- JOB -
Please write out the passage of the limited waiver that starts at the words "B. Yuma Energy, in" and stops after the words "June 30, 2018.".

READING PASSAGE start

LIMITED WAIVER
Exhibit 10.1
THIS
LIMITED WAIVER (this “Waiver”) dated
as of August 30, 2018, among YUMA ENERGY, INC., a Delaware
corporation (“Yuma Energy”),
YUMA EXPLORATION AND PRODUCTION
COMPANY, INC., a Delaware corporation, PYRAMID OIL LLC, a California
limited liability company, and XXXXX PETROLEUM CORP., a Delaware
corporation (“Xxxxx”, and
together with Yuma Energy, Yuma Exploration and Production Company,
Inc., and Pyramid Oil LLC, the “Borrowers”,
and each a “Borrower”),
the Guarantors existing on the date hereof, the undersigned Lenders
party to the Credit Agreement (the “Lenders”) and
SOCIÉTÉ
GÉNÉRALE, in its capacity as Administrative Agent
(the “Administrative
Agent”).
RECITALS
A. The Borrowers, the
Lenders and the Administrative Agent are parties to that certain
Credit Agreement dated as of October 26, 2016 (as amended,
restated, amended and restated, supplemented or otherwise modified
from time to time prior to the date hereof, the “Credit
Agreement”).
B. Yuma Energy, in its
capacity as the Borrowing Agent, has delivered the Administrative Agent and the Lenders
under the Credit Agreement the Borrowers’ Compliance
Certificate dated as of August 29, 2018, with respect to
the fiscal quarter ended June 30, 2018, demonstrating
that Yuma Energy and its Subsidiaries failed to comply with certain
financial ratios required pursuant to Section 6.1 of the Credit
Agreement for the fiscal quarter ended
June 30, 2018.
C. The Borrowers have
requested that the Lenders waive any breaches under the Credit
Agreement resulting from such non-compliance, and, subject to the
conditions precedent set forth herein, the parties hereto have
agreed to waive any such breaches as set forth herein.
NOW,
THEREFORE, in consideration of these premises and for other good
and valuable consideration, the receipt and sufficiency of which
are hereby acknowledged, the parties hereto agree as
follows:
1. Same Terms. All terms used
herein that are defined in the Credit Agreement shall have the same
meanings when used herein, unless the context hereof otherwise
requires or provides. In addition, (i) all references in the Loan
Documents to the “Agreement” shall mean the Credit
Agreement, as amended by this Waiver, and (ii) all references in
the Loan Documents to the “Loan Documents” shall mean
the Loan Documents, as amended by this Waiver.

READING PASSAGE end
RECORDS start

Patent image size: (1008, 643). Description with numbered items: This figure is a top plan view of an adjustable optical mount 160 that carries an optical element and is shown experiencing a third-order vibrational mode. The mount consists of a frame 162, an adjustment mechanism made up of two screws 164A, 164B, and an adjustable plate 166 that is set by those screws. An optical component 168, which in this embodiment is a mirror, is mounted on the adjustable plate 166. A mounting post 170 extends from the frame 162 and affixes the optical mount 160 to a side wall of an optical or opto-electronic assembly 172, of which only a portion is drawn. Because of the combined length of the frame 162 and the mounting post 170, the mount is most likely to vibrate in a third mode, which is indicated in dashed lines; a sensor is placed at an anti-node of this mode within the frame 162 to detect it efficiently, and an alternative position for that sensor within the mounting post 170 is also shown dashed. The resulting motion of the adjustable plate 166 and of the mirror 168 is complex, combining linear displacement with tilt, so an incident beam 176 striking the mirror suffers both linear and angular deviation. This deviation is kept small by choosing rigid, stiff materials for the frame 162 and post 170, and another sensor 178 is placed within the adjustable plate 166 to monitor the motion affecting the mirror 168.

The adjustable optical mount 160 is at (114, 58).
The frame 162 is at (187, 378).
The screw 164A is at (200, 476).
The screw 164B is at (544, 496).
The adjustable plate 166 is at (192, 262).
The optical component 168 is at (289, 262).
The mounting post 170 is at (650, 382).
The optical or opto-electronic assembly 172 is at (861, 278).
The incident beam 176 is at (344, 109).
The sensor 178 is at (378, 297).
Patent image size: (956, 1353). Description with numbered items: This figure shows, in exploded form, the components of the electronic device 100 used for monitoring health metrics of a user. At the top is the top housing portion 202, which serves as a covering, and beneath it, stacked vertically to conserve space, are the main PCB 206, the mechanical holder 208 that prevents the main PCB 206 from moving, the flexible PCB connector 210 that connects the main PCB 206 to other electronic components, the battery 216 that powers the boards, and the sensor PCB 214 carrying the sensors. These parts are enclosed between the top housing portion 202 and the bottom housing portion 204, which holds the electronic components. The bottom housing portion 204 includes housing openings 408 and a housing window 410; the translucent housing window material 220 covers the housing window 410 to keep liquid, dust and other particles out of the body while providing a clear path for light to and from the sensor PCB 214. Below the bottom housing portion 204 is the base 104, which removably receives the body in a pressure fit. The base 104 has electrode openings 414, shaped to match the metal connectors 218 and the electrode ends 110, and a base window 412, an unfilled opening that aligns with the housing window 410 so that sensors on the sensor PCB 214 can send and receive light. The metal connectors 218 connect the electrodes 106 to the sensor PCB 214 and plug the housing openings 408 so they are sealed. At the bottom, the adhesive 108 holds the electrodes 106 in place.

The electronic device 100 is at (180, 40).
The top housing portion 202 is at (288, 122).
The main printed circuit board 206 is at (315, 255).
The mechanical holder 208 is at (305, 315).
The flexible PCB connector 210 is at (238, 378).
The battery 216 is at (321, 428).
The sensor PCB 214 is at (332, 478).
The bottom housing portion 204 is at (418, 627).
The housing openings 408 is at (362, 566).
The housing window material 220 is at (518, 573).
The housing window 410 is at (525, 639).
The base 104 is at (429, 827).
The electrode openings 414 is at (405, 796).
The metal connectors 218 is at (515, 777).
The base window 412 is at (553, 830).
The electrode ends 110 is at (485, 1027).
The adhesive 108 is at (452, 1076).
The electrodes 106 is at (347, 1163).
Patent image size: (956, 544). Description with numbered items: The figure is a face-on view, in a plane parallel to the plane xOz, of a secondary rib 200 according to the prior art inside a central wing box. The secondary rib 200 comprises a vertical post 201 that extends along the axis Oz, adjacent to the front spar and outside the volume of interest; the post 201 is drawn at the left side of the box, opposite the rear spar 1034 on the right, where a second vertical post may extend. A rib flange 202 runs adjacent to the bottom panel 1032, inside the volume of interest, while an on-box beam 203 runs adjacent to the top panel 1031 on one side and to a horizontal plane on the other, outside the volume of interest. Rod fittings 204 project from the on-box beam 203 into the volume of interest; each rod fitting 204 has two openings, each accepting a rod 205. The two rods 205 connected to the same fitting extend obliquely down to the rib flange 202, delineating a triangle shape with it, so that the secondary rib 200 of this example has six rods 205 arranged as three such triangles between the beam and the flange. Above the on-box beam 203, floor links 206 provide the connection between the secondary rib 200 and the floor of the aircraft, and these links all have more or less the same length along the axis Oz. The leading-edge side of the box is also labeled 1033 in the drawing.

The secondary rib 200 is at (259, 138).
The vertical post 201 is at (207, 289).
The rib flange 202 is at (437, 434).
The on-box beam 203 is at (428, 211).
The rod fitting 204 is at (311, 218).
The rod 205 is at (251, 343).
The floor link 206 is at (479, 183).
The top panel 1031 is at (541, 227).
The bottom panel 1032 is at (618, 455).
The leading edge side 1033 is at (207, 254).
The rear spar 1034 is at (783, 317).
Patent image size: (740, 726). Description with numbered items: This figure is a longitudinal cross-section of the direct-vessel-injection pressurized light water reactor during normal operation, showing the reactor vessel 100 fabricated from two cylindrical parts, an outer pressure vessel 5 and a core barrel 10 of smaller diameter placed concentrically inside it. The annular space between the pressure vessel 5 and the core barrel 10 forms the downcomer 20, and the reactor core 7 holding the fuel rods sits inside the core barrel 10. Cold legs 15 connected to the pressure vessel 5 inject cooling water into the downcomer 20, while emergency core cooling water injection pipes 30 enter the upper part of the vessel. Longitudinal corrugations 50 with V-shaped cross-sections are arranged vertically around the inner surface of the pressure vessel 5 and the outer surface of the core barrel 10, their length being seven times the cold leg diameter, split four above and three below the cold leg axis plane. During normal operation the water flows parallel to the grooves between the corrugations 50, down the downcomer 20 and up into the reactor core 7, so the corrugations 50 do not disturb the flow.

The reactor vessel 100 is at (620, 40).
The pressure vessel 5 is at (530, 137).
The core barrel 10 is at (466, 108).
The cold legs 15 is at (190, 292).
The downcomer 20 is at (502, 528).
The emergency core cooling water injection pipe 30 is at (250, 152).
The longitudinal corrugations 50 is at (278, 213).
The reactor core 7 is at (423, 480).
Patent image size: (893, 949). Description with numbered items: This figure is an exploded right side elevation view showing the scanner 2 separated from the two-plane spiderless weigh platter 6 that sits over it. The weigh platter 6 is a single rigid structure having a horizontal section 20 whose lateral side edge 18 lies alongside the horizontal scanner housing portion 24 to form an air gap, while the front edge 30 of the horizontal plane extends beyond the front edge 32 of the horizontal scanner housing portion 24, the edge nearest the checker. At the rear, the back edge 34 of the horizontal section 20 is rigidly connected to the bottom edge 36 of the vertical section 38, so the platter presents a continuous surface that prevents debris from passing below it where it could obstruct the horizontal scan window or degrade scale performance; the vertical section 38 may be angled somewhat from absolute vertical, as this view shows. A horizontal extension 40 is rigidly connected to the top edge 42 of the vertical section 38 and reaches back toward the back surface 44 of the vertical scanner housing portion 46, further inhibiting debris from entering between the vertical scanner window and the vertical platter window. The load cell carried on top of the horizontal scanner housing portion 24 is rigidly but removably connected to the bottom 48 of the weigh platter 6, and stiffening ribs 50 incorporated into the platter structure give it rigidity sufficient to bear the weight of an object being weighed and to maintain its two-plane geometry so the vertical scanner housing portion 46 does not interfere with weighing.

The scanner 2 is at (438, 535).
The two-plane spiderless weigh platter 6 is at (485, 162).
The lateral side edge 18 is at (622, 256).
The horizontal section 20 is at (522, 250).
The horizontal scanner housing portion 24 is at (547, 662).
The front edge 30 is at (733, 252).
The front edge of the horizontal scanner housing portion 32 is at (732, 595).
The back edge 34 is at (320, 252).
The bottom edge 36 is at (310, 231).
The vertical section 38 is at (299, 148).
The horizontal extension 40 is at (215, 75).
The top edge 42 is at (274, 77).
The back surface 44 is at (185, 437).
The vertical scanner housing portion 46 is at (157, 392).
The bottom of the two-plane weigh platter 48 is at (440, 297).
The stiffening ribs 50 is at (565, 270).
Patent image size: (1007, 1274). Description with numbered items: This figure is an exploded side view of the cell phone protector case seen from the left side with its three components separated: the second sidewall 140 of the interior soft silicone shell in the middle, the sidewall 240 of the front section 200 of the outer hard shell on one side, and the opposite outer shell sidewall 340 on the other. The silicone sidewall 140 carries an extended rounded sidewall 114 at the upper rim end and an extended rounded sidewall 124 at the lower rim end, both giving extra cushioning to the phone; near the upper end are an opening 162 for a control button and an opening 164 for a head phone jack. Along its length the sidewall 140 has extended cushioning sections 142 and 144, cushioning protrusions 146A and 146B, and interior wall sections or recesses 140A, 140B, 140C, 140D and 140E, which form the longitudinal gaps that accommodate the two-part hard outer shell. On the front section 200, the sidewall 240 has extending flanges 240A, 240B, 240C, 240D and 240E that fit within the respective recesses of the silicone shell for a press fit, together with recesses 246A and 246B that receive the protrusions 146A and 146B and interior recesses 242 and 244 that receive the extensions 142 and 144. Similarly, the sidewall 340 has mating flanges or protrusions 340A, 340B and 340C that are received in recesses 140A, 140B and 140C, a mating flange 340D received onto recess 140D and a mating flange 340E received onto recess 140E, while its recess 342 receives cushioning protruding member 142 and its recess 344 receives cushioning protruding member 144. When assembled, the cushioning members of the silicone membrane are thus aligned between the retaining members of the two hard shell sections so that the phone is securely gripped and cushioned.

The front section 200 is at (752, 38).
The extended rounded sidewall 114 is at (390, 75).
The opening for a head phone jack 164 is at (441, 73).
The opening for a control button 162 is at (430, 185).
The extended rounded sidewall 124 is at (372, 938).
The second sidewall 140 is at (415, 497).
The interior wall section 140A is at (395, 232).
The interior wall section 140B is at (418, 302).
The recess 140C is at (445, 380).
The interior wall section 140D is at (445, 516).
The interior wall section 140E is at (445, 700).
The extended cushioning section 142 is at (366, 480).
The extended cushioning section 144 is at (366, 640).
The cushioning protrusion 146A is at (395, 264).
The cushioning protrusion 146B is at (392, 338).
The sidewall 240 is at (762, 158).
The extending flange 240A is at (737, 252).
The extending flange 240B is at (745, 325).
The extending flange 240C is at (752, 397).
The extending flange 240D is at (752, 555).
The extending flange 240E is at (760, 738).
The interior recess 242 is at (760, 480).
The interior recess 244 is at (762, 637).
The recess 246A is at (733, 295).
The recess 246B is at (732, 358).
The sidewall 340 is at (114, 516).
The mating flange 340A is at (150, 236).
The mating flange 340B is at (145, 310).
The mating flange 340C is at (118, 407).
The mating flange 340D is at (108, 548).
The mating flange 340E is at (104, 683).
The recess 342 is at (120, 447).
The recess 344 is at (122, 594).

RECORDS end

- SOLUTION TO THIS EXERCISE -
B. Yuma Energy, in its
capacity as the Borrowing Agent, has delivered the Administrative Agent and the Lenders
under the Credit Agreement the Borrowers’ Compliance
Certificate dated as of August 29, 2018, with respect to
the fiscal quarter ended June 30, 2018, demonstrating
that Yuma Energy and its Subsidiaries failed to comply with certain
financial ratios required pursuant to Section 6.1 of the Credit
Agreement for the fiscal quarter ended
June 30, 2018.